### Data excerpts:
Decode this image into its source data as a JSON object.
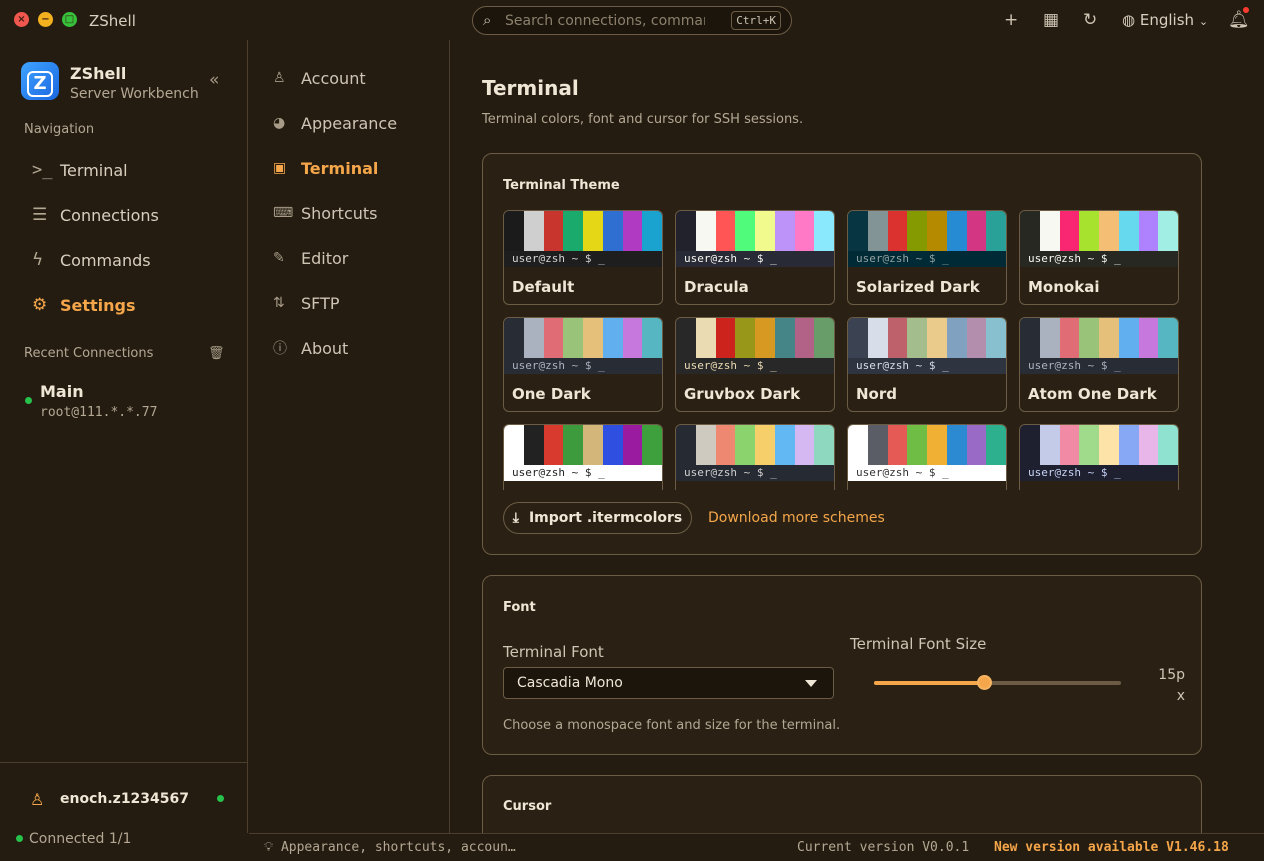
{
  "window": {
    "title": "ZShell"
  },
  "search": {
    "placeholder": "Search connections, comman…",
    "shortcut": "Ctrl+K"
  },
  "topbar": {
    "language": "English"
  },
  "sidebar": {
    "brand_name": "ZShell",
    "brand_subtitle": "Server Workbench",
    "nav_label": "Navigation",
    "items": [
      {
        "label": "Terminal",
        "icon": "terminal-prompt-icon"
      },
      {
        "label": "Connections",
        "icon": "server-stack-icon"
      },
      {
        "label": "Commands",
        "icon": "lightning-icon"
      },
      {
        "label": "Settings",
        "icon": "gear-icon",
        "active": true
      }
    ],
    "recent_label": "Recent Connections",
    "recent": [
      {
        "name": "Main",
        "host": "root@111.*.*.77",
        "status": "online"
      }
    ],
    "user": "enoch.z1234567",
    "connected": "Connected 1/1"
  },
  "settings_nav": {
    "items": [
      {
        "label": "Account",
        "icon": "person-icon"
      },
      {
        "label": "Appearance",
        "icon": "palette-icon"
      },
      {
        "label": "Terminal",
        "icon": "terminal-icon",
        "active": true
      },
      {
        "label": "Shortcuts",
        "icon": "keyboard-icon"
      },
      {
        "label": "Editor",
        "icon": "pencil-icon"
      },
      {
        "label": "SFTP",
        "icon": "transfer-icon"
      },
      {
        "label": "About",
        "icon": "info-icon"
      }
    ]
  },
  "page": {
    "title": "Terminal",
    "subtitle": "Terminal colors, font and cursor for SSH sessions.",
    "theme_card": {
      "title": "Terminal Theme",
      "prompt": "user@zsh ~ $ _",
      "themes": [
        {
          "name": "Default",
          "bg": "#1e1e1e",
          "fg": "#d4d4d4",
          "colors": [
            "#1b1b1b",
            "#cfcfcf",
            "#c8352d",
            "#1aaa6b",
            "#e5d716",
            "#2e6fd1",
            "#b03bc2",
            "#1aa3cf"
          ]
        },
        {
          "name": "Dracula",
          "bg": "#282a36",
          "fg": "#f8f8f2",
          "colors": [
            "#21222c",
            "#f8f8f2",
            "#ff5555",
            "#50fa7b",
            "#f1fa8c",
            "#bd93f9",
            "#ff79c6",
            "#8be9fd"
          ]
        },
        {
          "name": "Solarized Dark",
          "bg": "#002b36",
          "fg": "#93a1a1",
          "colors": [
            "#073642",
            "#839496",
            "#dc322f",
            "#859900",
            "#b58900",
            "#268bd2",
            "#d33682",
            "#2aa198"
          ]
        },
        {
          "name": "Monokai",
          "bg": "#272822",
          "fg": "#f8f8f2",
          "colors": [
            "#272822",
            "#f8f8f2",
            "#f92672",
            "#a6e22e",
            "#f4bf75",
            "#66d9ef",
            "#ae81ff",
            "#a1efe4"
          ]
        },
        {
          "name": "One Dark",
          "bg": "#282c34",
          "fg": "#abb2bf",
          "colors": [
            "#282c34",
            "#abb2bf",
            "#e06c75",
            "#98c379",
            "#e5c07b",
            "#61afef",
            "#c678dd",
            "#56b6c2"
          ]
        },
        {
          "name": "Gruvbox Dark",
          "bg": "#282828",
          "fg": "#ebdbb2",
          "colors": [
            "#282828",
            "#ebdbb2",
            "#cc241d",
            "#98971a",
            "#d79921",
            "#458588",
            "#b16286",
            "#689d6a"
          ]
        },
        {
          "name": "Nord",
          "bg": "#2e3440",
          "fg": "#d8dee9",
          "colors": [
            "#3b4252",
            "#d8dee9",
            "#bf616a",
            "#a3be8c",
            "#ebcb8b",
            "#81a1c1",
            "#b48ead",
            "#88c0d0"
          ]
        },
        {
          "name": "Atom One Dark",
          "bg": "#282c34",
          "fg": "#abb2bf",
          "colors": [
            "#282c34",
            "#abb2bf",
            "#e06c75",
            "#98c379",
            "#e5c07b",
            "#61afef",
            "#c678dd",
            "#56b6c2"
          ]
        },
        {
          "name": "",
          "bg": "#ffffff",
          "fg": "#222222",
          "colors": [
            "#ffffff",
            "#222222",
            "#d83b2d",
            "#3d9a3d",
            "#d3b77a",
            "#2e4fe0",
            "#9a1aa0",
            "#3da03d"
          ]
        },
        {
          "name": "",
          "bg": "#262a33",
          "fg": "#d0d0d0",
          "colors": [
            "#262a33",
            "#cfcac0",
            "#ef8870",
            "#8bd36c",
            "#f6cf6a",
            "#62b8f3",
            "#d5b7f2",
            "#8ed8c0"
          ]
        },
        {
          "name": "",
          "bg": "#ffffff",
          "fg": "#333333",
          "colors": [
            "#ffffff",
            "#5a5d66",
            "#e65a56",
            "#6fbd44",
            "#efb034",
            "#2b8ad2",
            "#9a6bc6",
            "#2cb08e"
          ]
        },
        {
          "name": "",
          "bg": "#1e2030",
          "fg": "#c8d3f5",
          "colors": [
            "#1e2030",
            "#c3cbe8",
            "#f08aa5",
            "#9fdb8a",
            "#fde3a7",
            "#86a8f5",
            "#e8b6e8",
            "#8ee2cf"
          ]
        }
      ],
      "import_label": "Import .itermcolors",
      "download_label": "Download more schemes"
    },
    "font_card": {
      "title": "Font",
      "font_label": "Terminal Font",
      "font_value": "Cascadia Mono",
      "size_label": "Terminal Font Size",
      "size_value": "15px",
      "size_fraction": 0.45,
      "hint": "Choose a monospace font and size for the terminal."
    },
    "cursor_card": {
      "title": "Cursor"
    }
  },
  "statusbar": {
    "tip": "Appearance, shortcuts, accoun…",
    "version": "Current version V0.0.1",
    "update": "New version available V1.46.18"
  },
  "colors": {
    "accent": "#f5a64a",
    "background": "#241c10",
    "online": "#27c24c"
  }
}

### Challenge:
Report all lines of the material that contain the word "prompt".

### Answer below:
        "icon": "terminal-prompt-icon"
      "prompt": "user@zsh ~ $ _",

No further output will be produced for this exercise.